▶ [Work instructions]:
For the material that follows, list every line containing the word "JSON".

(Extracted data entries)
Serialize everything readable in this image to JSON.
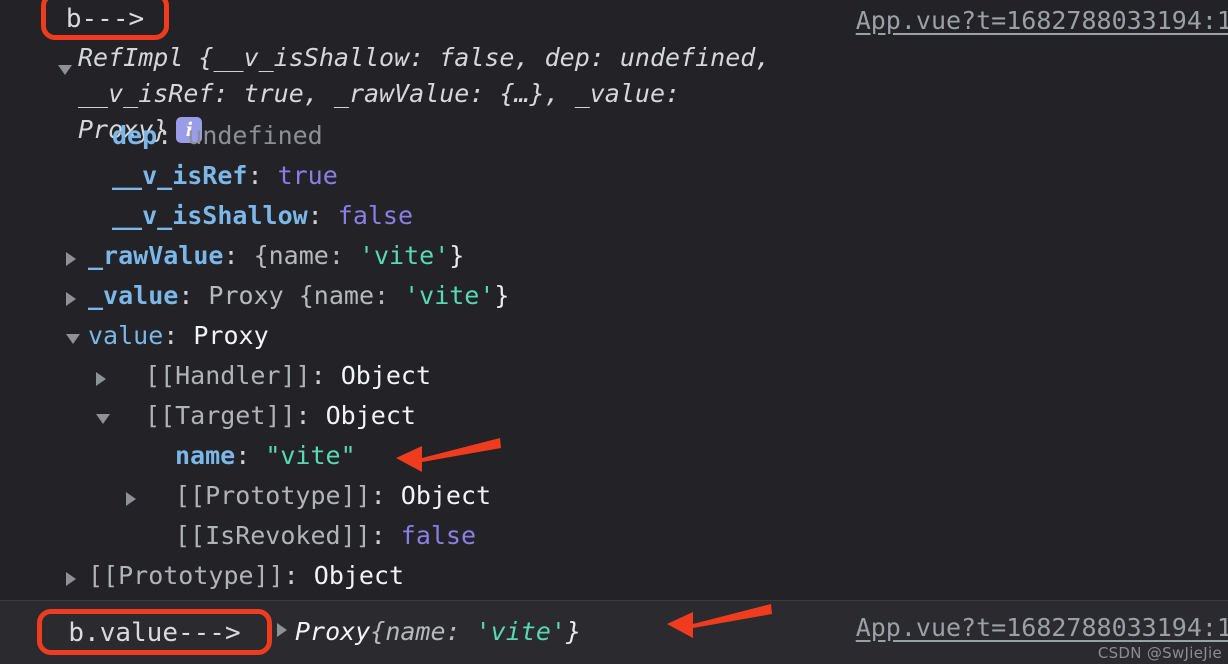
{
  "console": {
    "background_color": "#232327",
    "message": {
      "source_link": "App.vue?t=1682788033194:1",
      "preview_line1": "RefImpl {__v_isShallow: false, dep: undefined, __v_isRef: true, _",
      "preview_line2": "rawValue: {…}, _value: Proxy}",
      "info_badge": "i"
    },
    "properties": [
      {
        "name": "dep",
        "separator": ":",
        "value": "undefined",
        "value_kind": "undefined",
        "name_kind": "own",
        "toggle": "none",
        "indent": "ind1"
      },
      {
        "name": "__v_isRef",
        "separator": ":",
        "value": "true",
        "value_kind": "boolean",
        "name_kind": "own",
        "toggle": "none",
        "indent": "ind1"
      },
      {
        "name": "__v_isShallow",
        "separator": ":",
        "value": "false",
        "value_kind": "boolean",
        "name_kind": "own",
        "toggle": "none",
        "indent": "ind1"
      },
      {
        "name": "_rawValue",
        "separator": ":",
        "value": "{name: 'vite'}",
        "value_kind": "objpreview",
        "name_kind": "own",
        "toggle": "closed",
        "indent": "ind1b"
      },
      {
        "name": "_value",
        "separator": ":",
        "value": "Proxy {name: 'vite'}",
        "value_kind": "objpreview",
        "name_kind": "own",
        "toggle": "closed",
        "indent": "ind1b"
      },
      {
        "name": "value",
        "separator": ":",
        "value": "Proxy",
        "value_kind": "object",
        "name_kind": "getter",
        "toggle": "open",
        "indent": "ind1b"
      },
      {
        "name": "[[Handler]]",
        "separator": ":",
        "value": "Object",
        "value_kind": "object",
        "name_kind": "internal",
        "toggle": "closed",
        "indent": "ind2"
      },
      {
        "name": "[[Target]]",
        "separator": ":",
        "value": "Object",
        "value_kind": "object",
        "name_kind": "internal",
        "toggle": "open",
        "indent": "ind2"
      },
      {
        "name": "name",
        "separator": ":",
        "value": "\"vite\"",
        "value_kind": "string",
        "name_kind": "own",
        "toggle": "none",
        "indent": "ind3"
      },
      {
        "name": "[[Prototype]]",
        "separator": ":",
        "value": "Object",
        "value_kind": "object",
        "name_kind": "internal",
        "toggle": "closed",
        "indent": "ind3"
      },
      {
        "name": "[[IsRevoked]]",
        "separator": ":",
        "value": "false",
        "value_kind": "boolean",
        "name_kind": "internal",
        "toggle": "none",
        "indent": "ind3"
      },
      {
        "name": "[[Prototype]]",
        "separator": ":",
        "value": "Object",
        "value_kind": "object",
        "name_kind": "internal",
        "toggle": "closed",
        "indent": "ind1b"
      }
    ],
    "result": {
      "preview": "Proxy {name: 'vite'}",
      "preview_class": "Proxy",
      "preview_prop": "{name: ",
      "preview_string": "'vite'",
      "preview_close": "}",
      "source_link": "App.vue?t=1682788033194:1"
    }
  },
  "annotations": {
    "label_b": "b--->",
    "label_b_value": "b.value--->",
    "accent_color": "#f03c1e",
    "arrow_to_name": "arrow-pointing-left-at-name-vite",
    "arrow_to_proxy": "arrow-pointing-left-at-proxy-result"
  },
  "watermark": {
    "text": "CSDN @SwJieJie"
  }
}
---
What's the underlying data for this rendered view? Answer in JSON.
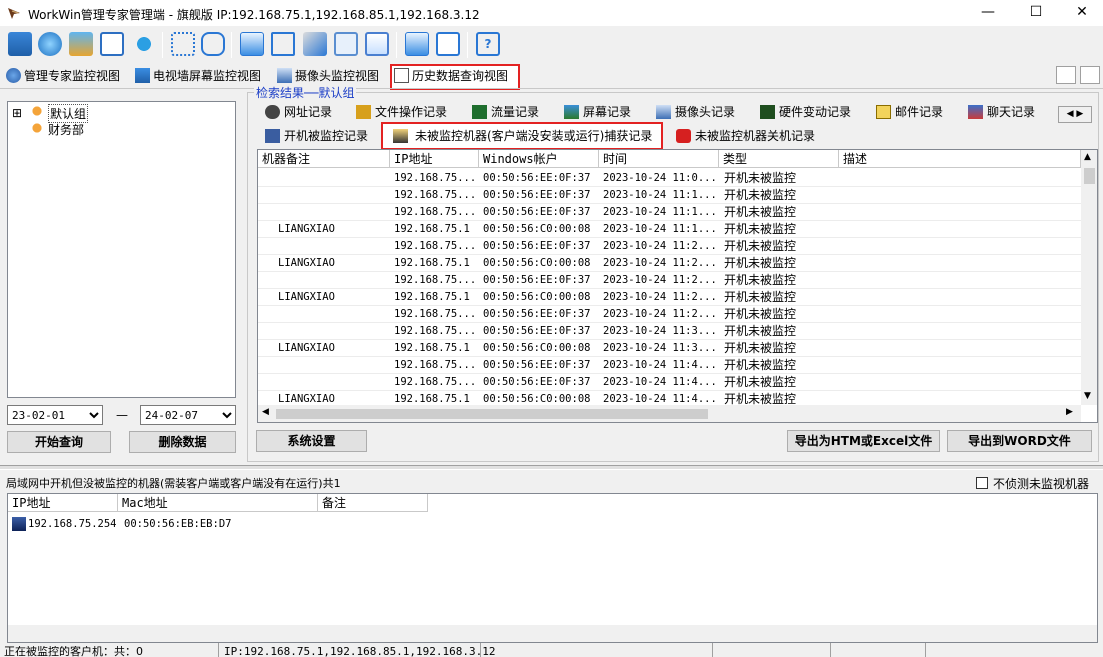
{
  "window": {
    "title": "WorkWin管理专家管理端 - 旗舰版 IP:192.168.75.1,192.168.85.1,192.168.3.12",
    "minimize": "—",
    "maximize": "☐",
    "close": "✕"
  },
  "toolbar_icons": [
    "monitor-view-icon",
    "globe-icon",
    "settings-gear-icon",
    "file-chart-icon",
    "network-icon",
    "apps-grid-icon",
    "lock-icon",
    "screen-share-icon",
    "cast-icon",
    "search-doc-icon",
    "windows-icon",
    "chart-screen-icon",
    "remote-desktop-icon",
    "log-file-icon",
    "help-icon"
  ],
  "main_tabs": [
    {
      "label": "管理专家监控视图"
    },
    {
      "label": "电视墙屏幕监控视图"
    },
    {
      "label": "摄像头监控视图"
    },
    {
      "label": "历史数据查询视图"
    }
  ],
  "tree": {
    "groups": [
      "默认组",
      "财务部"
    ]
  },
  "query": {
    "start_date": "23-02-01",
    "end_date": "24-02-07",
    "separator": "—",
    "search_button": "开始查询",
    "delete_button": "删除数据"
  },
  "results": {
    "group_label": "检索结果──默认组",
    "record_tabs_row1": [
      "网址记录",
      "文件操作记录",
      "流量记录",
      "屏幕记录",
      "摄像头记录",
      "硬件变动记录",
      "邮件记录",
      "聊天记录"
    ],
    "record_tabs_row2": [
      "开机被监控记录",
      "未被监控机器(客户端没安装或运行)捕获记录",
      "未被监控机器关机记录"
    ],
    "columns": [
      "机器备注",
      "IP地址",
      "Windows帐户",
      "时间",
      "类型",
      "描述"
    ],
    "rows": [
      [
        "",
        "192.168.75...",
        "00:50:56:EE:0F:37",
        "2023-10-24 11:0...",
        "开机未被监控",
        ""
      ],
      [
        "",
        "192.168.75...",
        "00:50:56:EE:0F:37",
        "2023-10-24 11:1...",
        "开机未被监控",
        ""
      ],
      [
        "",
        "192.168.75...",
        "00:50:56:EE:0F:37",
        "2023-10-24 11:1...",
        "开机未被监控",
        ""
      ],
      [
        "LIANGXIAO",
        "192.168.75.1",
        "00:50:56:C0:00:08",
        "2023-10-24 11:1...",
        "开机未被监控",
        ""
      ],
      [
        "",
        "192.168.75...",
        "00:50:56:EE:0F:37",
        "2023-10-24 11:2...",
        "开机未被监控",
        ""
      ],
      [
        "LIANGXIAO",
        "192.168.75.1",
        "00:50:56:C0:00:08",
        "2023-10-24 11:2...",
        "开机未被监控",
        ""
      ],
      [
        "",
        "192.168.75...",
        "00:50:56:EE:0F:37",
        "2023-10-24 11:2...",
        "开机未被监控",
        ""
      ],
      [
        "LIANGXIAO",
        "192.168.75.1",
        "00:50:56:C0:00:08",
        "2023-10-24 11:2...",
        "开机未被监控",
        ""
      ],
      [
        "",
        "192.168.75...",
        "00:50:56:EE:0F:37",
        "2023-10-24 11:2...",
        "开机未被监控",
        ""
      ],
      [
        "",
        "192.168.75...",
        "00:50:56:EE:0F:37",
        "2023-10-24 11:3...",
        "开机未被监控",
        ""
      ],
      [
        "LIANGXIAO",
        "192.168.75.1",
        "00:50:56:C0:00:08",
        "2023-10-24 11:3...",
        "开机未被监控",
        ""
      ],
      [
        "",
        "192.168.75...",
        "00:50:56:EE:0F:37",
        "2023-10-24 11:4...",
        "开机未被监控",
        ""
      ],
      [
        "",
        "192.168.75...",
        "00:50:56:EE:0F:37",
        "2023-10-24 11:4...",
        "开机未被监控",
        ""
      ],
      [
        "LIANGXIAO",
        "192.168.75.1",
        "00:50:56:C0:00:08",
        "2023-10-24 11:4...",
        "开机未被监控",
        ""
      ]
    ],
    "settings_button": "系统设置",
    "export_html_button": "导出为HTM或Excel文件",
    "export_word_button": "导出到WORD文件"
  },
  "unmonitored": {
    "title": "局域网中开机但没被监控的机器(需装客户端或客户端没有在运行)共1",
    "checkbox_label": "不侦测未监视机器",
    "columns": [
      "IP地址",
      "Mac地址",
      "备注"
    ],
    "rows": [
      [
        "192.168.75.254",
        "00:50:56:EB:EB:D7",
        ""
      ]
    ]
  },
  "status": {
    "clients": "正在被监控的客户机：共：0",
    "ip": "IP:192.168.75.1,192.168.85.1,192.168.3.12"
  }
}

▶ [The answer]:
Serialize everything readable in this image to JSON.
What's the underlying data for this rendered view? Answer in JSON.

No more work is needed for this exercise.